* Written exercise *
Please rewrite the lines below, changing "pink-flower-icon" to "flower-icon" wherever it appears and keeping everything else the same. Omit the picture from your answer.

* Exercise materials *
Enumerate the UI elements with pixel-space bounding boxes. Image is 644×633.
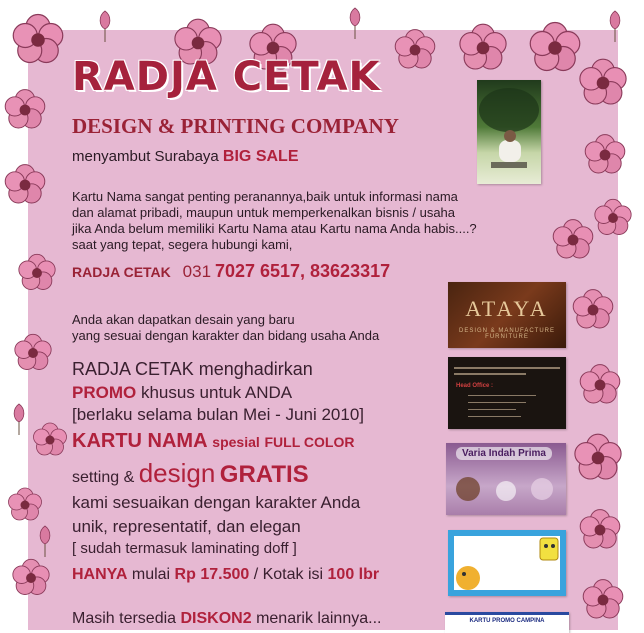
offer-paragraph: [72, 312, 442, 344]
pink-flower-icon: [8, 555, 54, 601]
promo-line: [72, 383, 292, 403]
promo-rest: khusus untuk ANDA: [136, 383, 293, 402]
card-text-line: [468, 402, 526, 403]
promo-detail: unik, representatif, dan elegan: [72, 517, 301, 536]
pink-flower-icon: [30, 420, 70, 460]
sample-card-cartoon: [448, 530, 566, 596]
pink-flower-icon: [5, 485, 45, 525]
more-suffix: menarik lainnya...: [251, 610, 382, 627]
intro-line: Kartu Nama sangat penting peranannya,baik untuk informasi nama: [72, 189, 458, 204]
card-text-line: [468, 416, 521, 417]
area-code: 031: [182, 262, 212, 281]
mulai-label: mulai: [127, 566, 175, 583]
promo-detail: kami sesuaikan dengan karakter Anda: [72, 493, 361, 512]
pink-flower-icon: [578, 575, 628, 625]
intro-line: dan alamat pribadi, maupun untuk memperkenalkan bisnis / usaha: [72, 205, 456, 220]
sample-card-ataya: [448, 282, 566, 348]
card-text-line: [468, 395, 536, 396]
design-label: design: [138, 458, 216, 488]
spesial-label: spesial: [212, 434, 260, 450]
kotak-label: / Kotak isi: [249, 566, 328, 583]
greeting-text: menyambut Surabaya: [72, 148, 219, 165]
sample-card-varia: [446, 443, 566, 515]
pink-flower-icon: [0, 85, 50, 135]
more-prefix: Masih tersedia: [72, 610, 181, 627]
campina-caption: KARTU PROMO CAMPINA: [469, 618, 545, 624]
pink-flower-icon: [575, 360, 625, 410]
pink-flower-icon: [340, 2, 370, 42]
ataya-logo: ATAYA: [465, 296, 549, 321]
pink-flower-icon: [90, 5, 120, 45]
intro-line: jika Anda belum memiliki Kartu Nama atau Kartu nama Anda habis....?: [72, 221, 477, 236]
pink-flower-icon: [570, 430, 626, 486]
card-text-line: [454, 367, 560, 369]
quantity-value: 100 lbr: [327, 566, 380, 583]
intro-line: saat yang tepat, segera hubungi kami,: [72, 237, 293, 252]
kartu-nama-label: KARTU NAMA: [72, 430, 208, 452]
card-text-line: [468, 409, 516, 410]
promo-intro: RADJA CETAK menghadirkan: [72, 359, 313, 379]
setting-label: setting &: [72, 469, 139, 486]
varia-brand: Varia Indah Prima: [456, 447, 552, 460]
pink-flower-icon: [455, 20, 511, 76]
card-text-line: [454, 373, 526, 375]
offer-line: Anda akan dapatkan desain yang baru: [72, 312, 295, 327]
pink-flower-icon: [390, 25, 440, 75]
promo-more: [72, 610, 381, 628]
pink-flower-icon: [568, 285, 618, 335]
promo-free: [72, 458, 309, 489]
contact-name: RADJA CETAK: [72, 264, 171, 280]
pink-flower-icon: [10, 330, 56, 376]
pink-flower-icon: [14, 250, 60, 296]
pink-flower-icon: [575, 505, 625, 555]
diskon-label: DISKON2: [180, 610, 252, 627]
phone-numbers: 7027 6517, 83623317: [214, 261, 391, 281]
sample-photo: [477, 80, 541, 184]
promo-period: [berlaku selama bulan Mei - Juni 2010]: [72, 405, 364, 424]
head-office-label: Head Office :: [456, 383, 494, 389]
contact-line: [72, 261, 390, 282]
sample-card-dark: [448, 357, 566, 429]
price-value: Rp 17.500: [174, 566, 250, 583]
intro-paragraph: [72, 189, 542, 253]
greeting-line: [72, 148, 298, 166]
hanya-label: HANYA: [72, 566, 128, 583]
promo-price: [72, 566, 379, 584]
pink-flower-icon: [580, 130, 630, 180]
promo-detail: [ sudah termasuk laminating doff ]: [72, 540, 297, 557]
big-sale-label: BIG SALE: [222, 148, 299, 165]
pink-flower-icon: [0, 160, 50, 210]
gratis-label: GRATIS: [219, 461, 309, 488]
pink-flower-icon: [600, 5, 630, 45]
ataya-tagline: DESIGN & MANUFACTURE FURNITURE: [458, 328, 555, 340]
pink-flower-icon: [575, 55, 631, 111]
promo-word: PROMO: [72, 383, 137, 402]
offer-line: yang sesuai dengan karakter dan bidang usaha Anda: [72, 328, 380, 343]
brand-title: RADJA CETAK: [72, 54, 381, 100]
full-color-label: FULL COLOR: [264, 434, 355, 450]
pink-flower-icon: [590, 195, 636, 241]
pink-flower-icon: [8, 10, 68, 70]
pink-flower-icon: [4, 398, 34, 438]
promo-product: [72, 430, 354, 453]
brand-subtitle: DESIGN & PRINTING COMPANY: [72, 114, 399, 138]
pink-flower-icon: [30, 520, 60, 560]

* Correct output *
Enumerate the UI elements with pixel-space bounding boxes. Image is 644×633.
offer-paragraph: [72, 312, 442, 344]
flower-icon: [8, 555, 54, 601]
promo-line: [72, 383, 292, 403]
promo-rest: khusus untuk ANDA: [136, 383, 293, 402]
card-text-line: [468, 402, 526, 403]
promo-detail: unik, representatif, dan elegan: [72, 517, 301, 536]
flower-icon: [30, 420, 70, 460]
sample-card-cartoon: [448, 530, 566, 596]
flower-icon: [5, 485, 45, 525]
more-suffix: menarik lainnya...: [251, 610, 382, 627]
intro-line: Kartu Nama sangat penting peranannya,baik untuk informasi nama: [72, 189, 458, 204]
card-text-line: [468, 416, 521, 417]
area-code: 031: [182, 262, 212, 281]
mulai-label: mulai: [127, 566, 175, 583]
promo-detail: kami sesuaikan dengan karakter Anda: [72, 493, 361, 512]
flower-icon: [578, 575, 628, 625]
intro-line: dan alamat pribadi, maupun untuk memperkenalkan bisnis / usaha: [72, 205, 456, 220]
sample-card-ataya: [448, 282, 566, 348]
card-text-line: [468, 395, 536, 396]
design-label: design: [138, 458, 216, 488]
spesial-label: spesial: [212, 434, 260, 450]
kotak-label: / Kotak isi: [249, 566, 328, 583]
greeting-text: menyambut Surabaya: [72, 148, 219, 165]
sample-card-varia: [446, 443, 566, 515]
flower-icon: [0, 85, 50, 135]
more-prefix: Masih tersedia: [72, 610, 181, 627]
campina-caption: KARTU PROMO CAMPINA: [469, 618, 545, 624]
flower-icon: [575, 360, 625, 410]
flower-icon: [340, 2, 370, 42]
ataya-logo: ATAYA: [465, 296, 549, 321]
flower-icon: [90, 5, 120, 45]
intro-line: jika Anda belum memiliki Kartu Nama atau Kartu nama Anda habis....?: [72, 221, 477, 236]
flower-icon: [570, 430, 626, 486]
card-text-line: [454, 367, 560, 369]
quantity-value: 100 lbr: [327, 566, 380, 583]
intro-line: saat yang tepat, segera hubungi kami,: [72, 237, 293, 252]
kartu-nama-label: KARTU NAMA: [72, 430, 208, 452]
card-text-line: [468, 409, 516, 410]
promo-intro: RADJA CETAK menghadirkan: [72, 359, 313, 379]
setting-label: setting &: [72, 469, 139, 486]
varia-brand: Varia Indah Prima: [456, 447, 552, 460]
flower-icon: [455, 20, 511, 76]
card-text-line: [454, 373, 526, 375]
offer-line: Anda akan dapatkan desain yang baru: [72, 312, 295, 327]
flower-icon: [390, 25, 440, 75]
promo-more: [72, 610, 381, 628]
flower-icon: [568, 285, 618, 335]
promo-free: [72, 458, 309, 489]
contact-name: RADJA CETAK: [72, 264, 171, 280]
flower-icon: [10, 330, 56, 376]
flower-icon: [14, 250, 60, 296]
flower-icon: [575, 505, 625, 555]
diskon-label: DISKON2: [180, 610, 252, 627]
phone-numbers: 7027 6517, 83623317: [214, 261, 391, 281]
sample-photo: [477, 80, 541, 184]
promo-period: [berlaku selama bulan Mei - Juni 2010]: [72, 405, 364, 424]
head-office-label: Head Office :: [456, 383, 494, 389]
contact-line: [72, 261, 390, 282]
sample-card-dark: [448, 357, 566, 429]
price-value: Rp 17.500: [174, 566, 250, 583]
intro-paragraph: [72, 189, 542, 253]
greeting-line: [72, 148, 298, 166]
hanya-label: HANYA: [72, 566, 128, 583]
promo-price: [72, 566, 379, 584]
flower-icon: [580, 130, 630, 180]
promo-detail: [ sudah termasuk laminating doff ]: [72, 540, 297, 557]
big-sale-label: BIG SALE: [222, 148, 299, 165]
flower-icon: [0, 160, 50, 210]
gratis-label: GRATIS: [219, 461, 309, 488]
flower-icon: [600, 5, 630, 45]
ataya-tagline: DESIGN & MANUFACTURE FURNITURE: [458, 328, 555, 340]
flower-icon: [575, 55, 631, 111]
promo-word: PROMO: [72, 383, 137, 402]
offer-line: yang sesuai dengan karakter dan bidang usaha Anda: [72, 328, 380, 343]
brand-title: RADJA CETAK: [72, 54, 381, 100]
full-color-label: FULL COLOR: [264, 434, 355, 450]
flower-icon: [590, 195, 636, 241]
flower-icon: [8, 10, 68, 70]
flower-icon: [4, 398, 34, 438]
promo-product: [72, 430, 354, 453]
brand-subtitle: DESIGN & PRINTING COMPANY: [72, 114, 399, 138]
flower-icon: [30, 520, 60, 560]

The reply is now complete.